> [EXERCISE TASK]:
Print the entries that appear below, exactly as written and without their pictures.

> [Saved entries]:
════════════════════

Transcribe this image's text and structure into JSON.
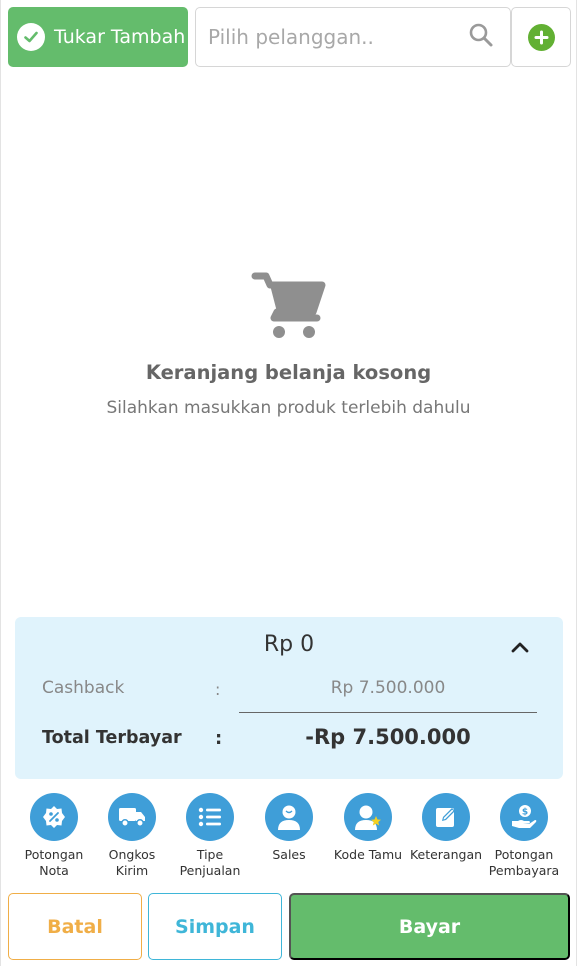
{
  "header": {
    "trade_in_label": "Tukar Tambah",
    "customer_search_placeholder": "Pilih pelanggan.."
  },
  "empty_cart": {
    "title": "Keranjang belanja kosong",
    "subtitle": "Silahkan masukkan produk terlebih dahulu"
  },
  "summary": {
    "total_amount": "Rp 0",
    "cashback_label": "Cashback",
    "cashback_colon": ":",
    "cashback_value": "Rp 7.500.000",
    "total_paid_label": "Total Terbayar",
    "total_paid_colon": ":",
    "total_paid_value": "-Rp 7.500.000"
  },
  "actions": [
    {
      "label": "Potongan\nNota",
      "icon": "discount-badge-icon"
    },
    {
      "label": "Ongkos\nKirim",
      "icon": "delivery-truck-icon"
    },
    {
      "label": "Tipe\nPenjualan",
      "icon": "list-icon"
    },
    {
      "label": "Sales",
      "icon": "user-icon"
    },
    {
      "label": "Kode Tamu",
      "icon": "guest-star-icon"
    },
    {
      "label": "Keterangan",
      "icon": "edit-note-icon"
    },
    {
      "label": "Potongan\nPembayara",
      "icon": "money-hand-icon"
    }
  ],
  "footer": {
    "cancel_label": "Batal",
    "save_label": "Simpan",
    "pay_label": "Bayar"
  },
  "colors": {
    "primary_green": "#64bc6c",
    "add_icon_green": "#62b033",
    "action_blue": "#3f9ed8",
    "summary_bg": "#e0f3fc",
    "cancel_orange": "#f0ae47",
    "save_cyan": "#3fb6d8"
  }
}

════════════════════

> [RESULT]:
Transcribe this image's text and structure into JSON.
{
  "header": {
    "trade_in_label": "Tukar Tambah",
    "customer_search_placeholder": "Pilih pelanggan.."
  },
  "empty_cart": {
    "title": "Keranjang belanja kosong",
    "subtitle": "Silahkan masukkan produk terlebih dahulu"
  },
  "summary": {
    "total_amount": "Rp 0",
    "cashback_label": "Cashback",
    "cashback_colon": ":",
    "cashback_value": "Rp 7.500.000",
    "total_paid_label": "Total Terbayar",
    "total_paid_colon": ":",
    "total_paid_value": "-Rp 7.500.000"
  },
  "actions": [
    {
      "label": "Potongan\nNota",
      "icon": "discount-badge-icon"
    },
    {
      "label": "Ongkos\nKirim",
      "icon": "delivery-truck-icon"
    },
    {
      "label": "Tipe\nPenjualan",
      "icon": "list-icon"
    },
    {
      "label": "Sales",
      "icon": "user-icon"
    },
    {
      "label": "Kode Tamu",
      "icon": "guest-star-icon"
    },
    {
      "label": "Keterangan",
      "icon": "edit-note-icon"
    },
    {
      "label": "Potongan\nPembayara",
      "icon": "money-hand-icon"
    }
  ],
  "footer": {
    "cancel_label": "Batal",
    "save_label": "Simpan",
    "pay_label": "Bayar"
  },
  "colors": {
    "primary_green": "#64bc6c",
    "add_icon_green": "#62b033",
    "action_blue": "#3f9ed8",
    "summary_bg": "#e0f3fc",
    "cancel_orange": "#f0ae47",
    "save_cyan": "#3fb6d8"
  }
}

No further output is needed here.